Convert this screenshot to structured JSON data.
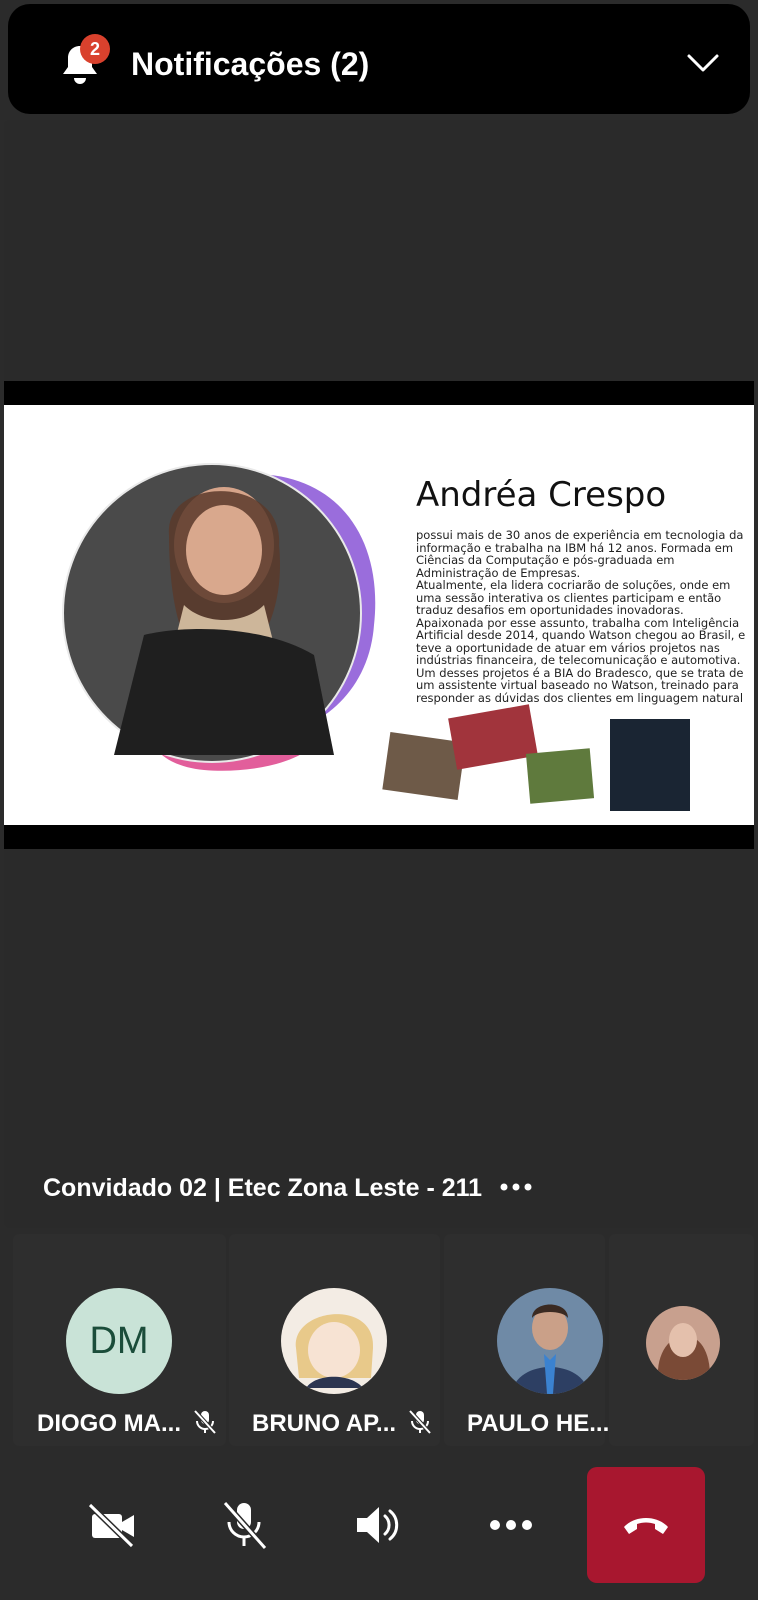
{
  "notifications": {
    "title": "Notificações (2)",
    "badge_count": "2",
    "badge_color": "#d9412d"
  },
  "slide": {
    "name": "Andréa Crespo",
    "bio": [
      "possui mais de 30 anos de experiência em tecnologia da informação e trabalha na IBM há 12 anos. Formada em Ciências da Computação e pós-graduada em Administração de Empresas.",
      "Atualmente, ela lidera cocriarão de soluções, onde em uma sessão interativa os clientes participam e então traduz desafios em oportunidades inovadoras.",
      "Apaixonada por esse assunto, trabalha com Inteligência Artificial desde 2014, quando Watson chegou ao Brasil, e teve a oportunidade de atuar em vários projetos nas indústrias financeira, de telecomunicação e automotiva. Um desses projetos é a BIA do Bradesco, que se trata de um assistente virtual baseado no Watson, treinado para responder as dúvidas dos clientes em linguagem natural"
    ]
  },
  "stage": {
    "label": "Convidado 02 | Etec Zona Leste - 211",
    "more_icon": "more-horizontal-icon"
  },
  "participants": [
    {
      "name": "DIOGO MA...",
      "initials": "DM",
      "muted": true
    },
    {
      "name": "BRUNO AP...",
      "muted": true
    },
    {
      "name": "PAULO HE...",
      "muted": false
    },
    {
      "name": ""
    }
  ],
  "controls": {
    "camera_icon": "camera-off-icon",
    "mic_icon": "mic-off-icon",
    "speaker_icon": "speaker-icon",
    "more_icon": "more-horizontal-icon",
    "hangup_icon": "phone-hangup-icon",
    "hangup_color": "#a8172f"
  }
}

● ● ●

What to do | Your copy of the data should match it exactly, except that pictures are left out.

Task result |
Convert this screenshot to structured JSON data.
{
  "notifications": {
    "title": "Notificações (2)",
    "badge_count": "2",
    "badge_color": "#d9412d"
  },
  "slide": {
    "name": "Andréa Crespo",
    "bio": [
      "possui mais de 30 anos de experiência em tecnologia da informação e trabalha na IBM há 12 anos. Formada em Ciências da Computação e pós-graduada em Administração de Empresas.",
      "Atualmente, ela lidera cocriarão de soluções, onde em uma sessão interativa os clientes participam e então traduz desafios em oportunidades inovadoras.",
      "Apaixonada por esse assunto, trabalha com Inteligência Artificial desde 2014, quando Watson chegou ao Brasil, e teve a oportunidade de atuar em vários projetos nas indústrias financeira, de telecomunicação e automotiva. Um desses projetos é a BIA do Bradesco, que se trata de um assistente virtual baseado no Watson, treinado para responder as dúvidas dos clientes em linguagem natural"
    ]
  },
  "stage": {
    "label": "Convidado 02 | Etec Zona Leste - 211",
    "more_icon": "more-horizontal-icon"
  },
  "participants": [
    {
      "name": "DIOGO MA...",
      "initials": "DM",
      "muted": true
    },
    {
      "name": "BRUNO AP...",
      "muted": true
    },
    {
      "name": "PAULO HE...",
      "muted": false
    },
    {
      "name": ""
    }
  ],
  "controls": {
    "camera_icon": "camera-off-icon",
    "mic_icon": "mic-off-icon",
    "speaker_icon": "speaker-icon",
    "more_icon": "more-horizontal-icon",
    "hangup_icon": "phone-hangup-icon",
    "hangup_color": "#a8172f"
  }
}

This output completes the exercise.